◆ **The exercise**: Repeat every line of the data exactly, but not the pictures.

◆ **Data provided**:
*-*-*
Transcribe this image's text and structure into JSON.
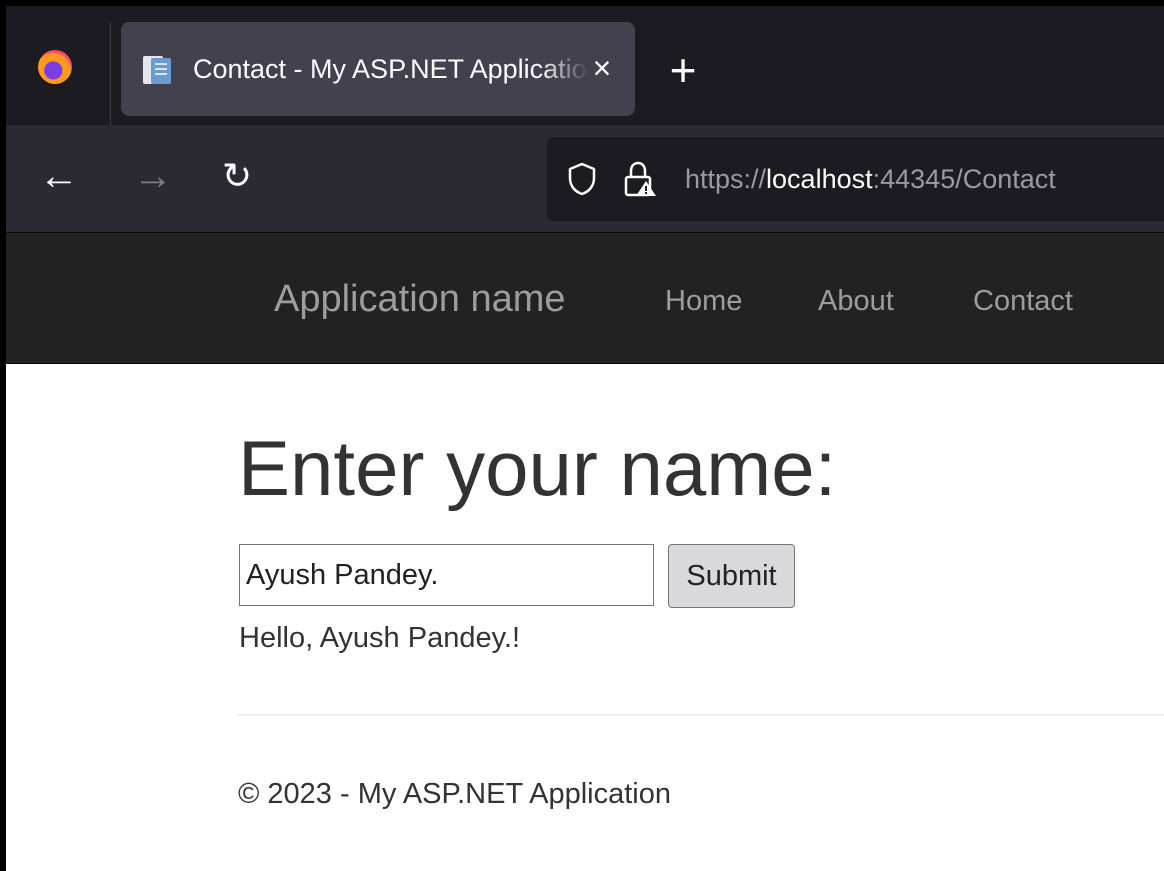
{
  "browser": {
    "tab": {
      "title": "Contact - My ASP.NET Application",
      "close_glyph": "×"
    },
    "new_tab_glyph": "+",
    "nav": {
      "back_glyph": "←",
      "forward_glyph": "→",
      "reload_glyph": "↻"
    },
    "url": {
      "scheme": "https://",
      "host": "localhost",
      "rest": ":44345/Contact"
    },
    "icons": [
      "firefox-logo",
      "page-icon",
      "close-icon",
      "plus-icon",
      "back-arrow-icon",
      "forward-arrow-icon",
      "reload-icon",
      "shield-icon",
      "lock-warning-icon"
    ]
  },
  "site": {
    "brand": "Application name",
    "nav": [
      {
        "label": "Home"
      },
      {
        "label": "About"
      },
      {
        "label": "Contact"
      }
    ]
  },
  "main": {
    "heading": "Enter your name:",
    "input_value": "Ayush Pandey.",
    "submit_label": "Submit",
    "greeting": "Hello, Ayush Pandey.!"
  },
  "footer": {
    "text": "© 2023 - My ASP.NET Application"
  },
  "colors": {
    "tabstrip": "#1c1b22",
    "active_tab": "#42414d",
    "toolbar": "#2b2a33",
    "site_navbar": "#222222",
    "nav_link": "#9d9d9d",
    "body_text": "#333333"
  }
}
*-*-*
◆ **Exercise answer**:
Transcribe this image's text and structure into JSON.
{
  "browser": {
    "tab": {
      "title": "Contact - My ASP.NET Application",
      "close_glyph": "×"
    },
    "new_tab_glyph": "+",
    "nav": {
      "back_glyph": "←",
      "forward_glyph": "→",
      "reload_glyph": "↻"
    },
    "url": {
      "scheme": "https://",
      "host": "localhost",
      "rest": ":44345/Contact"
    },
    "icons": [
      "firefox-logo",
      "page-icon",
      "close-icon",
      "plus-icon",
      "back-arrow-icon",
      "forward-arrow-icon",
      "reload-icon",
      "shield-icon",
      "lock-warning-icon"
    ]
  },
  "site": {
    "brand": "Application name",
    "nav": [
      {
        "label": "Home"
      },
      {
        "label": "About"
      },
      {
        "label": "Contact"
      }
    ]
  },
  "main": {
    "heading": "Enter your name:",
    "input_value": "Ayush Pandey.",
    "submit_label": "Submit",
    "greeting": "Hello, Ayush Pandey.!"
  },
  "footer": {
    "text": "© 2023 - My ASP.NET Application"
  },
  "colors": {
    "tabstrip": "#1c1b22",
    "active_tab": "#42414d",
    "toolbar": "#2b2a33",
    "site_navbar": "#222222",
    "nav_link": "#9d9d9d",
    "body_text": "#333333"
  }
}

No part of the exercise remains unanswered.